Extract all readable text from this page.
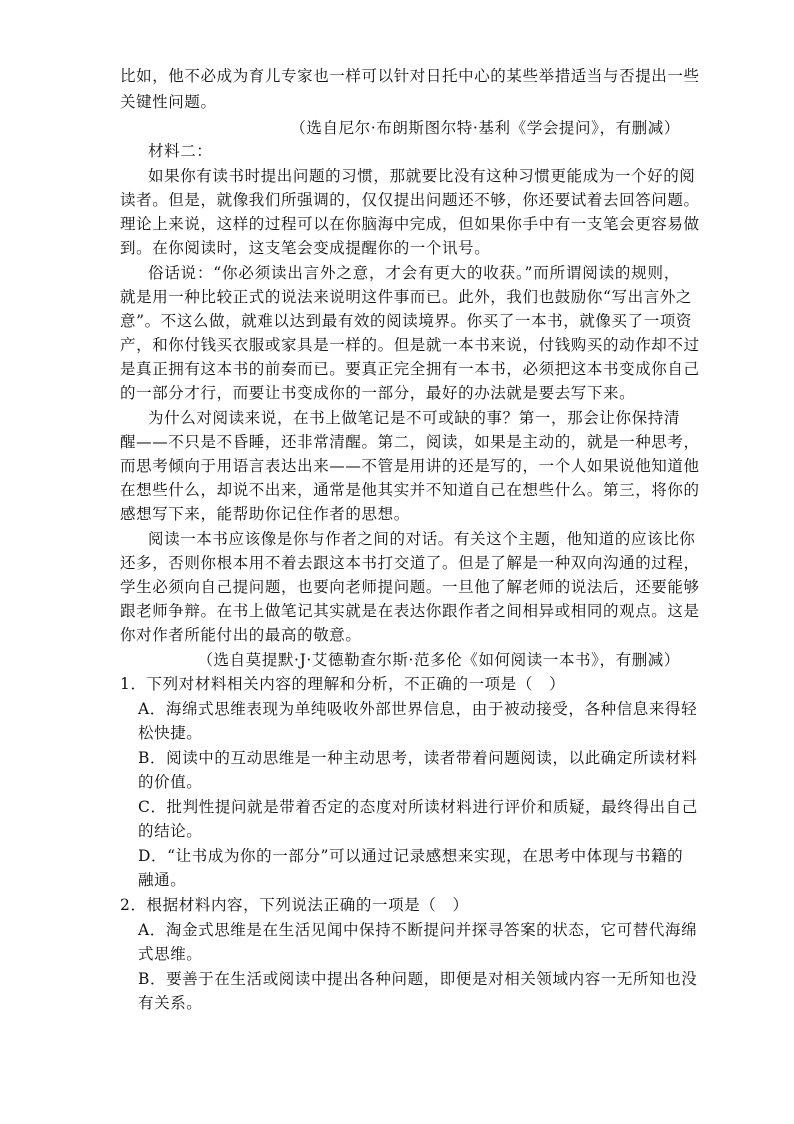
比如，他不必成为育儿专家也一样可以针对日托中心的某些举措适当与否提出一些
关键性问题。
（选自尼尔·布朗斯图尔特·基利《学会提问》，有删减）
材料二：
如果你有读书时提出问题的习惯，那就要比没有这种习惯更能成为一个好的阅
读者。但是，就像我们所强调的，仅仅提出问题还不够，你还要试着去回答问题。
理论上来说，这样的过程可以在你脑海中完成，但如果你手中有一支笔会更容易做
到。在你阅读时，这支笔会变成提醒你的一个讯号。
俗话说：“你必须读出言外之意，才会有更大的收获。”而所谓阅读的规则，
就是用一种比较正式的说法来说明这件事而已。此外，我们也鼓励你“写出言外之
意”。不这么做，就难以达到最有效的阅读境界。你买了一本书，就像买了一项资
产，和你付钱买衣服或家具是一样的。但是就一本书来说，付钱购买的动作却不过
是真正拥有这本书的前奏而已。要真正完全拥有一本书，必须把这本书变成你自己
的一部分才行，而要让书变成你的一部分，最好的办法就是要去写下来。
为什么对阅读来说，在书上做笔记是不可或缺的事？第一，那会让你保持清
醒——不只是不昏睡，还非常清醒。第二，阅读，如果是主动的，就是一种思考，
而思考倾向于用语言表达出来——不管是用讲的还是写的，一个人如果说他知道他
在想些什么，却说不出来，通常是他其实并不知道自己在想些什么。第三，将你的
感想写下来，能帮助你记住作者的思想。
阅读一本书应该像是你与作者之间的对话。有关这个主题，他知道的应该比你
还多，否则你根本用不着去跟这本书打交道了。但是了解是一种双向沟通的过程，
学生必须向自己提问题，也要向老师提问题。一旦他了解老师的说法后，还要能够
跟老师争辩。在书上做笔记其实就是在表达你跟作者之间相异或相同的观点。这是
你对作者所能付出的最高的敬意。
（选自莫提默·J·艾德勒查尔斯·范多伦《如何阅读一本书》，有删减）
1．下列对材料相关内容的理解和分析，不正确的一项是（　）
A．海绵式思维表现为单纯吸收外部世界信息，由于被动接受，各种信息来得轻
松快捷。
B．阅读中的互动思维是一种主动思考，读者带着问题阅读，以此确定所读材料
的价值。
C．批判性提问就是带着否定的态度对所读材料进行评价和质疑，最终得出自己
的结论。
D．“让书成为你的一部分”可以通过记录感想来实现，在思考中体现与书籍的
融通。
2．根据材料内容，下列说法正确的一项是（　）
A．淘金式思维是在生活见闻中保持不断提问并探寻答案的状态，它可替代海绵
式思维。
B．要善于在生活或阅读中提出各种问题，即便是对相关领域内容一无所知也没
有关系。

# # # # # # #

## Your instructions
From the records given above, reproduce all text exactly and exclude each picture.

## Solution for this problem
Extract all readable text from this page.
比如，他不必成为育儿专家也一样可以针对日托中心的某些举措适当与否提出一些
关键性问题。
（选自尼尔·布朗斯图尔特·基利《学会提问》，有删减）
材料二：
如果你有读书时提出问题的习惯，那就要比没有这种习惯更能成为一个好的阅
读者。但是，就像我们所强调的，仅仅提出问题还不够，你还要试着去回答问题。
理论上来说，这样的过程可以在你脑海中完成，但如果你手中有一支笔会更容易做
到。在你阅读时，这支笔会变成提醒你的一个讯号。
俗话说：“你必须读出言外之意，才会有更大的收获。”而所谓阅读的规则，
就是用一种比较正式的说法来说明这件事而已。此外，我们也鼓励你“写出言外之
意”。不这么做，就难以达到最有效的阅读境界。你买了一本书，就像买了一项资
产，和你付钱买衣服或家具是一样的。但是就一本书来说，付钱购买的动作却不过
是真正拥有这本书的前奏而已。要真正完全拥有一本书，必须把这本书变成你自己
的一部分才行，而要让书变成你的一部分，最好的办法就是要去写下来。
为什么对阅读来说，在书上做笔记是不可或缺的事？第一，那会让你保持清
醒——不只是不昏睡，还非常清醒。第二，阅读，如果是主动的，就是一种思考，
而思考倾向于用语言表达出来——不管是用讲的还是写的，一个人如果说他知道他
在想些什么，却说不出来，通常是他其实并不知道自己在想些什么。第三，将你的
感想写下来，能帮助你记住作者的思想。
阅读一本书应该像是你与作者之间的对话。有关这个主题，他知道的应该比你
还多，否则你根本用不着去跟这本书打交道了。但是了解是一种双向沟通的过程，
学生必须向自己提问题，也要向老师提问题。一旦他了解老师的说法后，还要能够
跟老师争辩。在书上做笔记其实就是在表达你跟作者之间相异或相同的观点。这是
你对作者所能付出的最高的敬意。
（选自莫提默·J·艾德勒查尔斯·范多伦《如何阅读一本书》，有删减）
1．下列对材料相关内容的理解和分析，不正确的一项是（　）
A．海绵式思维表现为单纯吸收外部世界信息，由于被动接受，各种信息来得轻
松快捷。
B．阅读中的互动思维是一种主动思考，读者带着问题阅读，以此确定所读材料
的价值。
C．批判性提问就是带着否定的态度对所读材料进行评价和质疑，最终得出自己
的结论。
D．“让书成为你的一部分”可以通过记录感想来实现，在思考中体现与书籍的
融通。
2．根据材料内容，下列说法正确的一项是（　）
A．淘金式思维是在生活见闻中保持不断提问并探寻答案的状态，它可替代海绵
式思维。
B．要善于在生活或阅读中提出各种问题，即便是对相关领域内容一无所知也没
有关系。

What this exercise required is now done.